# WRITTEN PROBLEM:
Restate the entries word for word, omitting nothing.

—————

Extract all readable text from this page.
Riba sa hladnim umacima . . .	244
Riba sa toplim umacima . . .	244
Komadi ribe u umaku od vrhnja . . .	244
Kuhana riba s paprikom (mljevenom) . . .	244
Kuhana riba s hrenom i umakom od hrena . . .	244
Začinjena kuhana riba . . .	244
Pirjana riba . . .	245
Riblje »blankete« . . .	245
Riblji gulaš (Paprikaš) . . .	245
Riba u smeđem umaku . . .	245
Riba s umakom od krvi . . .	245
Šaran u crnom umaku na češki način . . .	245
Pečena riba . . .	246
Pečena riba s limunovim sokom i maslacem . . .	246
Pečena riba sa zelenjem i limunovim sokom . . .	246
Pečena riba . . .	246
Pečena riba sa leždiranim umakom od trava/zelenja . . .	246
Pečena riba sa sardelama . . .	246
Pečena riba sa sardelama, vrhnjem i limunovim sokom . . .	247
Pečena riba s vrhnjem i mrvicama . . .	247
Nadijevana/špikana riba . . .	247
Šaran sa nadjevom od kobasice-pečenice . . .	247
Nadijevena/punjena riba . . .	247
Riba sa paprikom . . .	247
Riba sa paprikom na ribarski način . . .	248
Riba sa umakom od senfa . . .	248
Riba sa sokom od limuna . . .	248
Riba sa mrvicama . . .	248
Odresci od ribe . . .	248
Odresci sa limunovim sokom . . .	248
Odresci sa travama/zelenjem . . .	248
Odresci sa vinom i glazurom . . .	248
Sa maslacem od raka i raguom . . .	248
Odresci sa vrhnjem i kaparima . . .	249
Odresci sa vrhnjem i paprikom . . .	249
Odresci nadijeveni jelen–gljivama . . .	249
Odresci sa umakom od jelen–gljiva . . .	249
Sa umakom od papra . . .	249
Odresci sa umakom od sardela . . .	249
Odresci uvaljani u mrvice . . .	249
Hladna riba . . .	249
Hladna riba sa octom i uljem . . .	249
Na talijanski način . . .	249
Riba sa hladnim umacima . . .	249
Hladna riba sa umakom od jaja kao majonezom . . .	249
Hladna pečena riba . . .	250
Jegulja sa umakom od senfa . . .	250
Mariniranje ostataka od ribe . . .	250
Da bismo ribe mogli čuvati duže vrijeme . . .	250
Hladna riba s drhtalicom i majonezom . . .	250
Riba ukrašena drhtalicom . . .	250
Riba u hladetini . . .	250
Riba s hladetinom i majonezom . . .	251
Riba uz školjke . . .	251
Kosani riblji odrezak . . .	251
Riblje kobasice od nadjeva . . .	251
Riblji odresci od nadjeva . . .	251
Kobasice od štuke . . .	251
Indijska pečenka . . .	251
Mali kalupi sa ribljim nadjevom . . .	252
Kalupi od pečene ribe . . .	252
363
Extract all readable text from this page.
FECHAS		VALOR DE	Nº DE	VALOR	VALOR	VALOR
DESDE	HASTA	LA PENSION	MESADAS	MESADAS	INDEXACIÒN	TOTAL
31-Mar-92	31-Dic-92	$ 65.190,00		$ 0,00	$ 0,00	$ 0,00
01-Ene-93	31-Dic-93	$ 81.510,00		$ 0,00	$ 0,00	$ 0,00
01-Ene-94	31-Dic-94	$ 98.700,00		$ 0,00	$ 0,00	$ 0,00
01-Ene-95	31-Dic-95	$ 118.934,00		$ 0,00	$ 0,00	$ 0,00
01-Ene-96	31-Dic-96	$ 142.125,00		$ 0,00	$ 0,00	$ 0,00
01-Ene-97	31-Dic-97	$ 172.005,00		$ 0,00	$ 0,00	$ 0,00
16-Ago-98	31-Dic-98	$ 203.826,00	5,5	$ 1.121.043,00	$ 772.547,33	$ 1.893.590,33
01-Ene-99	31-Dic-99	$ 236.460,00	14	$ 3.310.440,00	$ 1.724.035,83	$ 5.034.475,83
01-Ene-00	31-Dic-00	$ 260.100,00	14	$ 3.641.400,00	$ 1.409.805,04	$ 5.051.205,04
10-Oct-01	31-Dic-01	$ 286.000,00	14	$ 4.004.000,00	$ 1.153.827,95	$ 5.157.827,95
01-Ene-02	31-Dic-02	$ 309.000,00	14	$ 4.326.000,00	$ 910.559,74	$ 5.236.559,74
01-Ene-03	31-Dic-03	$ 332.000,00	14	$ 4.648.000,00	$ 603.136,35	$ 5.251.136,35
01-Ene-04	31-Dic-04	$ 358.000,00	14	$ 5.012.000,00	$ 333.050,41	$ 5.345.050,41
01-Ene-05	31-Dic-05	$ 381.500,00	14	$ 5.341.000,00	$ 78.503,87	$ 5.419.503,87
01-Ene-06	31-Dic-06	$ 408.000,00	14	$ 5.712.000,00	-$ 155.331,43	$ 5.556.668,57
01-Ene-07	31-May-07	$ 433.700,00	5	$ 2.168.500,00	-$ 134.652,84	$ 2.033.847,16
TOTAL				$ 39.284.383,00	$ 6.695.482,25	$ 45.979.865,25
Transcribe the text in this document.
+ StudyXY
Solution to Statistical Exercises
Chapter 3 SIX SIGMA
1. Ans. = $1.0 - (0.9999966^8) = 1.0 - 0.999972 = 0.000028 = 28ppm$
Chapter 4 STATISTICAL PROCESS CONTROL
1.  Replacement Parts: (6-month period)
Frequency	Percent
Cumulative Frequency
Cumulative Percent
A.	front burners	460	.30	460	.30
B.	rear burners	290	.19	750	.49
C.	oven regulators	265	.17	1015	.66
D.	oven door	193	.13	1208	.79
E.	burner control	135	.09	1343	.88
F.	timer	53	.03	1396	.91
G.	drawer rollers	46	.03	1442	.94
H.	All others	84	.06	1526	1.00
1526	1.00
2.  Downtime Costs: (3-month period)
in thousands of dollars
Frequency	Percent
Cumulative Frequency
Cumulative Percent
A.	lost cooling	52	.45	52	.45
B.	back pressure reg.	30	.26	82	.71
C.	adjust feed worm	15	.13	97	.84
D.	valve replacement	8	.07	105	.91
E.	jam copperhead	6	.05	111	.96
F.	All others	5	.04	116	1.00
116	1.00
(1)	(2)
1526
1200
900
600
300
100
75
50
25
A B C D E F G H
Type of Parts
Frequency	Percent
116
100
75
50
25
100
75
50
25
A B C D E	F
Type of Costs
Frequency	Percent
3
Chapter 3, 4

—————

# WRITTEN SOLUTION:
Extract all readable text from this page.
Riba sa hladnim umacima . . .	244
Riba sa toplim umacima . . .	244
Komadi ribe u umaku od vrhnja . . .	244
Kuhana riba s paprikom (mljevenom) . . .	244
Kuhana riba s hrenom i umakom od hrena . . .	244
Začinjena kuhana riba . . .	244
Pirjana riba . . .	245
Riblje »blankete« . . .	245
Riblji gulaš (Paprikaš) . . .	245
Riba u smeđem umaku . . .	245
Riba s umakom od krvi . . .	245
Šaran u crnom umaku na češki način . . .	245
Pečena riba . . .	246
Pečena riba s limunovim sokom i maslacem . . .	246
Pečena riba sa zelenjem i limunovim sokom . . .	246
Pečena riba . . .	246
Pečena riba sa leždiranim umakom od trava/zelenja . . .	246
Pečena riba sa sardelama . . .	246
Pečena riba sa sardelama, vrhnjem i limunovim sokom . . .	247
Pečena riba s vrhnjem i mrvicama . . .	247
Nadijevana/špikana riba . . .	247
Šaran sa nadjevom od kobasice-pečenice . . .	247
Nadijevena/punjena riba . . .	247
Riba sa paprikom . . .	247
Riba sa paprikom na ribarski način . . .	248
Riba sa umakom od senfa . . .	248
Riba sa sokom od limuna . . .	248
Riba sa mrvicama . . .	248
Odresci od ribe . . .	248
Odresci sa limunovim sokom . . .	248
Odresci sa travama/zelenjem . . .	248
Odresci sa vinom i glazurom . . .	248
Sa maslacem od raka i raguom . . .	248
Odresci sa vrhnjem i kaparima . . .	249
Odresci sa vrhnjem i paprikom . . .	249
Odresci nadijeveni jelen–gljivama . . .	249
Odresci sa umakom od jelen–gljiva . . .	249
Sa umakom od papra . . .	249
Odresci sa umakom od sardela . . .	249
Odresci uvaljani u mrvice . . .	249
Hladna riba . . .	249
Hladna riba sa octom i uljem . . .	249
Na talijanski način . . .	249
Riba sa hladnim umacima . . .	249
Hladna riba sa umakom od jaja kao majonezom . . .	249
Hladna pečena riba . . .	250
Jegulja sa umakom od senfa . . .	250
Mariniranje ostataka od ribe . . .	250
Da bismo ribe mogli čuvati duže vrijeme . . .	250
Hladna riba s drhtalicom i majonezom . . .	250
Riba ukrašena drhtalicom . . .	250
Riba u hladetini . . .	250
Riba s hladetinom i majonezom . . .	251
Riba uz školjke . . .	251
Kosani riblji odrezak . . .	251
Riblje kobasice od nadjeva . . .	251
Riblji odresci od nadjeva . . .	251
Kobasice od štuke . . .	251
Indijska pečenka . . .	251
Mali kalupi sa ribljim nadjevom . . .	252
Kalupi od pečene ribe . . .	252
363
Extract all readable text from this page.
FECHAS		VALOR DE	Nº DE	VALOR	VALOR	VALOR
DESDE	HASTA	LA PENSION	MESADAS	MESADAS	INDEXACIÒN	TOTAL
31-Mar-92	31-Dic-92	$ 65.190,00		$ 0,00	$ 0,00	$ 0,00
01-Ene-93	31-Dic-93	$ 81.510,00		$ 0,00	$ 0,00	$ 0,00
01-Ene-94	31-Dic-94	$ 98.700,00		$ 0,00	$ 0,00	$ 0,00
01-Ene-95	31-Dic-95	$ 118.934,00		$ 0,00	$ 0,00	$ 0,00
01-Ene-96	31-Dic-96	$ 142.125,00		$ 0,00	$ 0,00	$ 0,00
01-Ene-97	31-Dic-97	$ 172.005,00		$ 0,00	$ 0,00	$ 0,00
16-Ago-98	31-Dic-98	$ 203.826,00	5,5	$ 1.121.043,00	$ 772.547,33	$ 1.893.590,33
01-Ene-99	31-Dic-99	$ 236.460,00	14	$ 3.310.440,00	$ 1.724.035,83	$ 5.034.475,83
01-Ene-00	31-Dic-00	$ 260.100,00	14	$ 3.641.400,00	$ 1.409.805,04	$ 5.051.205,04
10-Oct-01	31-Dic-01	$ 286.000,00	14	$ 4.004.000,00	$ 1.153.827,95	$ 5.157.827,95
01-Ene-02	31-Dic-02	$ 309.000,00	14	$ 4.326.000,00	$ 910.559,74	$ 5.236.559,74
01-Ene-03	31-Dic-03	$ 332.000,00	14	$ 4.648.000,00	$ 603.136,35	$ 5.251.136,35
01-Ene-04	31-Dic-04	$ 358.000,00	14	$ 5.012.000,00	$ 333.050,41	$ 5.345.050,41
01-Ene-05	31-Dic-05	$ 381.500,00	14	$ 5.341.000,00	$ 78.503,87	$ 5.419.503,87
01-Ene-06	31-Dic-06	$ 408.000,00	14	$ 5.712.000,00	-$ 155.331,43	$ 5.556.668,57
01-Ene-07	31-May-07	$ 433.700,00	5	$ 2.168.500,00	-$ 134.652,84	$ 2.033.847,16
TOTAL				$ 39.284.383,00	$ 6.695.482,25	$ 45.979.865,25
Transcribe the text in this document.
+ StudyXY
Solution to Statistical Exercises
Chapter 3 SIX SIGMA
1. Ans. = $1.0 - (0.9999966^8) = 1.0 - 0.999972 = 0.000028 = 28ppm$
Chapter 4 STATISTICAL PROCESS CONTROL
1.  Replacement Parts: (6-month period)
Frequency	Percent
Cumulative Frequency
Cumulative Percent
A.	front burners	460	.30	460	.30
B.	rear burners	290	.19	750	.49
C.	oven regulators	265	.17	1015	.66
D.	oven door	193	.13	1208	.79
E.	burner control	135	.09	1343	.88
F.	timer	53	.03	1396	.91
G.	drawer rollers	46	.03	1442	.94
H.	All others	84	.06	1526	1.00
1526	1.00
2.  Downtime Costs: (3-month period)
in thousands of dollars
Frequency	Percent
Cumulative Frequency
Cumulative Percent
A.	lost cooling	52	.45	52	.45
B.	back pressure reg.	30	.26	82	.71
C.	adjust feed worm	15	.13	97	.84
D.	valve replacement	8	.07	105	.91
E.	jam copperhead	6	.05	111	.96
F.	All others	5	.04	116	1.00
116	1.00
(1)	(2)
1526
1200
900
600
300
100
75
50
25
A B C D E F G H
Type of Parts
Frequency	Percent
116
100
75
50
25
100
75
50
25
A B C D E	F
Type of Costs
Frequency	Percent
3
Chapter 3, 4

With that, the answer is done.